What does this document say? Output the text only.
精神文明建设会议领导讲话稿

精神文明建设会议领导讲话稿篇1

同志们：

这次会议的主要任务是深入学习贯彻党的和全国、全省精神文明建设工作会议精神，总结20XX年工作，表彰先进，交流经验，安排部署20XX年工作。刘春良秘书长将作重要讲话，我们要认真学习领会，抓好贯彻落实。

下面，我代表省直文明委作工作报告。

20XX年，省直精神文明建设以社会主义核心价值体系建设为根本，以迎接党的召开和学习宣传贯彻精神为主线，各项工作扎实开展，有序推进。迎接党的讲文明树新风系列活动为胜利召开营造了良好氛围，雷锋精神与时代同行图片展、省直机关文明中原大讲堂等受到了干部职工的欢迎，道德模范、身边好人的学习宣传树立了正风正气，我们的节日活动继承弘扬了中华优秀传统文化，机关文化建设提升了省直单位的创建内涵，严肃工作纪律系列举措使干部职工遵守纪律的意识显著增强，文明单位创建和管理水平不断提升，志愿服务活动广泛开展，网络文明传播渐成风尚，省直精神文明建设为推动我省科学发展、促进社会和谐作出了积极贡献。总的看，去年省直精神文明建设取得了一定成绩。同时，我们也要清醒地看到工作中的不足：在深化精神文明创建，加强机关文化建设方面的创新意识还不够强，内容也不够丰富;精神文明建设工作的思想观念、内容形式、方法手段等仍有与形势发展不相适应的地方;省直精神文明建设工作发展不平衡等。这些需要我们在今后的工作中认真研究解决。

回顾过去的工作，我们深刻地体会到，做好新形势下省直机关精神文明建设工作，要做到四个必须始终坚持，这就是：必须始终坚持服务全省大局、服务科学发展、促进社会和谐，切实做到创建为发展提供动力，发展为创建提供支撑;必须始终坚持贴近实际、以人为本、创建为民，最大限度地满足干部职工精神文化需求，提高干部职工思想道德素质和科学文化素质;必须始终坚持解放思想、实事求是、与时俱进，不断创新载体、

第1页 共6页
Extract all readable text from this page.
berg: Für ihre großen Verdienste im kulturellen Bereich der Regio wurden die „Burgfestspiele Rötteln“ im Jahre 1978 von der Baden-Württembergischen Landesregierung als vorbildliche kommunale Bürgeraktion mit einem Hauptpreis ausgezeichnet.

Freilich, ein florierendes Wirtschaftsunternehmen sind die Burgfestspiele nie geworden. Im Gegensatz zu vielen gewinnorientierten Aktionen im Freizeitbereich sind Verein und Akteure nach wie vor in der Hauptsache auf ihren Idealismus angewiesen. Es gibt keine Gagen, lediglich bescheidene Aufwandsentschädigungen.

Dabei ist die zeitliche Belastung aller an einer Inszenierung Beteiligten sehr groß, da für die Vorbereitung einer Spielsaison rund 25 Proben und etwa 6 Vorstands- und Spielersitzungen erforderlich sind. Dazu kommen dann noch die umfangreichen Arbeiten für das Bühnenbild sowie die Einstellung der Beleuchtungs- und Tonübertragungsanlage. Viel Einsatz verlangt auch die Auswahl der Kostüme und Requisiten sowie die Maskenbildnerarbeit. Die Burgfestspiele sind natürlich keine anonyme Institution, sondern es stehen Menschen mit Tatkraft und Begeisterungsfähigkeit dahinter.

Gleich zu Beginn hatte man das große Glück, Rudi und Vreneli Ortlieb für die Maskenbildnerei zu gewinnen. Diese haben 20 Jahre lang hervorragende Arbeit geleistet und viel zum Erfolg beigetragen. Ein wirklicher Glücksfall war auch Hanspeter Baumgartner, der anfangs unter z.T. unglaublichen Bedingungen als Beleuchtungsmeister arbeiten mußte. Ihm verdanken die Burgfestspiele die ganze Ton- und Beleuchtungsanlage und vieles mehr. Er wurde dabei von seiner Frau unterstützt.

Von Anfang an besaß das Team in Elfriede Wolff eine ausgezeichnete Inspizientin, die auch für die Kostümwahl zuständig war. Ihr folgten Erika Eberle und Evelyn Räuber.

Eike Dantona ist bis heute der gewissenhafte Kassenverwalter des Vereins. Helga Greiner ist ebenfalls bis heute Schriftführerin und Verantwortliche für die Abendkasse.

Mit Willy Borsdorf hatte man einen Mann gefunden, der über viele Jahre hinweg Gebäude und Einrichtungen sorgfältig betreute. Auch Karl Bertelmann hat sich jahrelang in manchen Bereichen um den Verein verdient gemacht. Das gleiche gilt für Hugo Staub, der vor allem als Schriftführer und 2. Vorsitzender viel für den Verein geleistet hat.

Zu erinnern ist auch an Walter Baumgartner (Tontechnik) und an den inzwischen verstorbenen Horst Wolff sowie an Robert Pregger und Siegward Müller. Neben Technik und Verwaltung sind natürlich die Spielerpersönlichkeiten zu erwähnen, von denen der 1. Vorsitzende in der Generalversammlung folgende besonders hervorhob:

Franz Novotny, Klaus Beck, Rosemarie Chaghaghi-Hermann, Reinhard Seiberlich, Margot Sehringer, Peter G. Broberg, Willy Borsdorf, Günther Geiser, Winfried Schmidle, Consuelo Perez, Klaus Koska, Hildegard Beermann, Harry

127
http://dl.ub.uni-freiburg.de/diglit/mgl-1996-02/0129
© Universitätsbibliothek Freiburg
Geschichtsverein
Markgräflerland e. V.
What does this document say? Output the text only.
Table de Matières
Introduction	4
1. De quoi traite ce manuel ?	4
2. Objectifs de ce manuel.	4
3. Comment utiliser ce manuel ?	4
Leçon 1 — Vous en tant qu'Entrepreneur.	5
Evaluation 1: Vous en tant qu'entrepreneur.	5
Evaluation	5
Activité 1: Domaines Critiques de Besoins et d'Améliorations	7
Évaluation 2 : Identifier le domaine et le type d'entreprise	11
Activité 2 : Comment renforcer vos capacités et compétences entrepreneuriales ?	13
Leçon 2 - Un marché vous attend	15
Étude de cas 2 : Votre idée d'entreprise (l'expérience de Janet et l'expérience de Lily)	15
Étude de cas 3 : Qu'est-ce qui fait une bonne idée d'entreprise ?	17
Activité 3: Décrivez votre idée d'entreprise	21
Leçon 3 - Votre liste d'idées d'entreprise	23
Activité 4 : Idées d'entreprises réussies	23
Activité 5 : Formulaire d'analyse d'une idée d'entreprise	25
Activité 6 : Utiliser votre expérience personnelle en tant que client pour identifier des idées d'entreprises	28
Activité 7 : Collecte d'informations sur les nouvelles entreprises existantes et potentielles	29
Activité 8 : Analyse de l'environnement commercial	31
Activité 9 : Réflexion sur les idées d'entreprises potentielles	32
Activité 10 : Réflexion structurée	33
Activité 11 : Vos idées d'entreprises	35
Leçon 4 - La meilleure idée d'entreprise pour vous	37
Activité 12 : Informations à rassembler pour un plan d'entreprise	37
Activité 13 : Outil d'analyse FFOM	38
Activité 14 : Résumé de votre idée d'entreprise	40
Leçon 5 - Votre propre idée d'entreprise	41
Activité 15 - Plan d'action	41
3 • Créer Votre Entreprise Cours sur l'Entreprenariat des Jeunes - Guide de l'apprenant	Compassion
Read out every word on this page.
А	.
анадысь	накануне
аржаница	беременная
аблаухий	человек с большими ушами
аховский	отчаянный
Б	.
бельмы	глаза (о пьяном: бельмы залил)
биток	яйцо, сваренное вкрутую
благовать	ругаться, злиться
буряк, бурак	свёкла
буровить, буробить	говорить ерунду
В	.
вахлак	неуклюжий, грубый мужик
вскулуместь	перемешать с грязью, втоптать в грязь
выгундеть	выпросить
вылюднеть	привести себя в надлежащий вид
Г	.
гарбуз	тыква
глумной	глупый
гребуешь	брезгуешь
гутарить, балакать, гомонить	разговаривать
· · · ·
## [Challenge]
Set down the entries above again, word for word.

## [Full answer]
What does this document say? Output the text only.
精神文明建设会议领导讲话稿

精神文明建设会议领导讲话稿篇1

同志们：

这次会议的主要任务是深入学习贯彻党的和全国、全省精神文明建设工作会议精神，总结20XX年工作，表彰先进，交流经验，安排部署20XX年工作。刘春良秘书长将作重要讲话，我们要认真学习领会，抓好贯彻落实。

下面，我代表省直文明委作工作报告。

20XX年，省直精神文明建设以社会主义核心价值体系建设为根本，以迎接党的召开和学习宣传贯彻精神为主线，各项工作扎实开展，有序推进。迎接党的讲文明树新风系列活动为胜利召开营造了良好氛围，雷锋精神与时代同行图片展、省直机关文明中原大讲堂等受到了干部职工的欢迎，道德模范、身边好人的学习宣传树立了正风正气，我们的节日活动继承弘扬了中华优秀传统文化，机关文化建设提升了省直单位的创建内涵，严肃工作纪律系列举措使干部职工遵守纪律的意识显著增强，文明单位创建和管理水平不断提升，志愿服务活动广泛开展，网络文明传播渐成风尚，省直精神文明建设为推动我省科学发展、促进社会和谐作出了积极贡献。总的看，去年省直精神文明建设取得了一定成绩。同时，我们也要清醒地看到工作中的不足：在深化精神文明创建，加强机关文化建设方面的创新意识还不够强，内容也不够丰富;精神文明建设工作的思想观念、内容形式、方法手段等仍有与形势发展不相适应的地方;省直精神文明建设工作发展不平衡等。这些需要我们在今后的工作中认真研究解决。

回顾过去的工作，我们深刻地体会到，做好新形势下省直机关精神文明建设工作，要做到四个必须始终坚持，这就是：必须始终坚持服务全省大局、服务科学发展、促进社会和谐，切实做到创建为发展提供动力，发展为创建提供支撑;必须始终坚持贴近实际、以人为本、创建为民，最大限度地满足干部职工精神文化需求，提高干部职工思想道德素质和科学文化素质;必须始终坚持解放思想、实事求是、与时俱进，不断创新载体、

第1页 共6页
Extract all readable text from this page.
berg: Für ihre großen Verdienste im kulturellen Bereich der Regio wurden die „Burgfestspiele Rötteln“ im Jahre 1978 von der Baden-Württembergischen Landesregierung als vorbildliche kommunale Bürgeraktion mit einem Hauptpreis ausgezeichnet.

Freilich, ein florierendes Wirtschaftsunternehmen sind die Burgfestspiele nie geworden. Im Gegensatz zu vielen gewinnorientierten Aktionen im Freizeitbereich sind Verein und Akteure nach wie vor in der Hauptsache auf ihren Idealismus angewiesen. Es gibt keine Gagen, lediglich bescheidene Aufwandsentschädigungen.

Dabei ist die zeitliche Belastung aller an einer Inszenierung Beteiligten sehr groß, da für die Vorbereitung einer Spielsaison rund 25 Proben und etwa 6 Vorstands- und Spielersitzungen erforderlich sind. Dazu kommen dann noch die umfangreichen Arbeiten für das Bühnenbild sowie die Einstellung der Beleuchtungs- und Tonübertragungsanlage. Viel Einsatz verlangt auch die Auswahl der Kostüme und Requisiten sowie die Maskenbildnerarbeit. Die Burgfestspiele sind natürlich keine anonyme Institution, sondern es stehen Menschen mit Tatkraft und Begeisterungsfähigkeit dahinter.

Gleich zu Beginn hatte man das große Glück, Rudi und Vreneli Ortlieb für die Maskenbildnerei zu gewinnen. Diese haben 20 Jahre lang hervorragende Arbeit geleistet und viel zum Erfolg beigetragen. Ein wirklicher Glücksfall war auch Hanspeter Baumgartner, der anfangs unter z.T. unglaublichen Bedingungen als Beleuchtungsmeister arbeiten mußte. Ihm verdanken die Burgfestspiele die ganze Ton- und Beleuchtungsanlage und vieles mehr. Er wurde dabei von seiner Frau unterstützt.

Von Anfang an besaß das Team in Elfriede Wolff eine ausgezeichnete Inspizientin, die auch für die Kostümwahl zuständig war. Ihr folgten Erika Eberle und Evelyn Räuber.

Eike Dantona ist bis heute der gewissenhafte Kassenverwalter des Vereins. Helga Greiner ist ebenfalls bis heute Schriftführerin und Verantwortliche für die Abendkasse.

Mit Willy Borsdorf hatte man einen Mann gefunden, der über viele Jahre hinweg Gebäude und Einrichtungen sorgfältig betreute. Auch Karl Bertelmann hat sich jahrelang in manchen Bereichen um den Verein verdient gemacht. Das gleiche gilt für Hugo Staub, der vor allem als Schriftführer und 2. Vorsitzender viel für den Verein geleistet hat.

Zu erinnern ist auch an Walter Baumgartner (Tontechnik) und an den inzwischen verstorbenen Horst Wolff sowie an Robert Pregger und Siegward Müller. Neben Technik und Verwaltung sind natürlich die Spielerpersönlichkeiten zu erwähnen, von denen der 1. Vorsitzende in der Generalversammlung folgende besonders hervorhob:

Franz Novotny, Klaus Beck, Rosemarie Chaghaghi-Hermann, Reinhard Seiberlich, Margot Sehringer, Peter G. Broberg, Willy Borsdorf, Günther Geiser, Winfried Schmidle, Consuelo Perez, Klaus Koska, Hildegard Beermann, Harry

127
http://dl.ub.uni-freiburg.de/diglit/mgl-1996-02/0129
© Universitätsbibliothek Freiburg
Geschichtsverein
Markgräflerland e. V.
What does this document say? Output the text only.
Table de Matières
Introduction	4
1. De quoi traite ce manuel ?	4
2. Objectifs de ce manuel.	4
3. Comment utiliser ce manuel ?	4
Leçon 1 — Vous en tant qu'Entrepreneur.	5
Evaluation 1: Vous en tant qu'entrepreneur.	5
Evaluation	5
Activité 1: Domaines Critiques de Besoins et d'Améliorations	7
Évaluation 2 : Identifier le domaine et le type d'entreprise	11
Activité 2 : Comment renforcer vos capacités et compétences entrepreneuriales ?	13
Leçon 2 - Un marché vous attend	15
Étude de cas 2 : Votre idée d'entreprise (l'expérience de Janet et l'expérience de Lily)	15
Étude de cas 3 : Qu'est-ce qui fait une bonne idée d'entreprise ?	17
Activité 3: Décrivez votre idée d'entreprise	21
Leçon 3 - Votre liste d'idées d'entreprise	23
Activité 4 : Idées d'entreprises réussies	23
Activité 5 : Formulaire d'analyse d'une idée d'entreprise	25
Activité 6 : Utiliser votre expérience personnelle en tant que client pour identifier des idées d'entreprises	28
Activité 7 : Collecte d'informations sur les nouvelles entreprises existantes et potentielles	29
Activité 8 : Analyse de l'environnement commercial	31
Activité 9 : Réflexion sur les idées d'entreprises potentielles	32
Activité 10 : Réflexion structurée	33
Activité 11 : Vos idées d'entreprises	35
Leçon 4 - La meilleure idée d'entreprise pour vous	37
Activité 12 : Informations à rassembler pour un plan d'entreprise	37
Activité 13 : Outil d'analyse FFOM	38
Activité 14 : Résumé de votre idée d'entreprise	40
Leçon 5 - Votre propre idée d'entreprise	41
Activité 15 - Plan d'action	41
3 • Créer Votre Entreprise Cours sur l'Entreprenariat des Jeunes - Guide de l'apprenant	Compassion
Read out every word on this page.
А	.
анадысь	накануне
аржаница	беременная
аблаухий	человек с большими ушами
аховский	отчаянный
Б	.
бельмы	глаза (о пьяном: бельмы залил)
биток	яйцо, сваренное вкрутую
благовать	ругаться, злиться
буряк, бурак	свёкла
буровить, буробить	говорить ерунду
В	.
вахлак	неуклюжий, грубый мужик
вскулуместь	перемешать с грязью, втоптать в грязь
выгундеть	выпросить
вылюднеть	привести себя в надлежащий вид
Г	.
гарбуз	тыква
глумной	глупый
гребуешь	брезгуешь
гутарить, балакать, гомонить	разговаривать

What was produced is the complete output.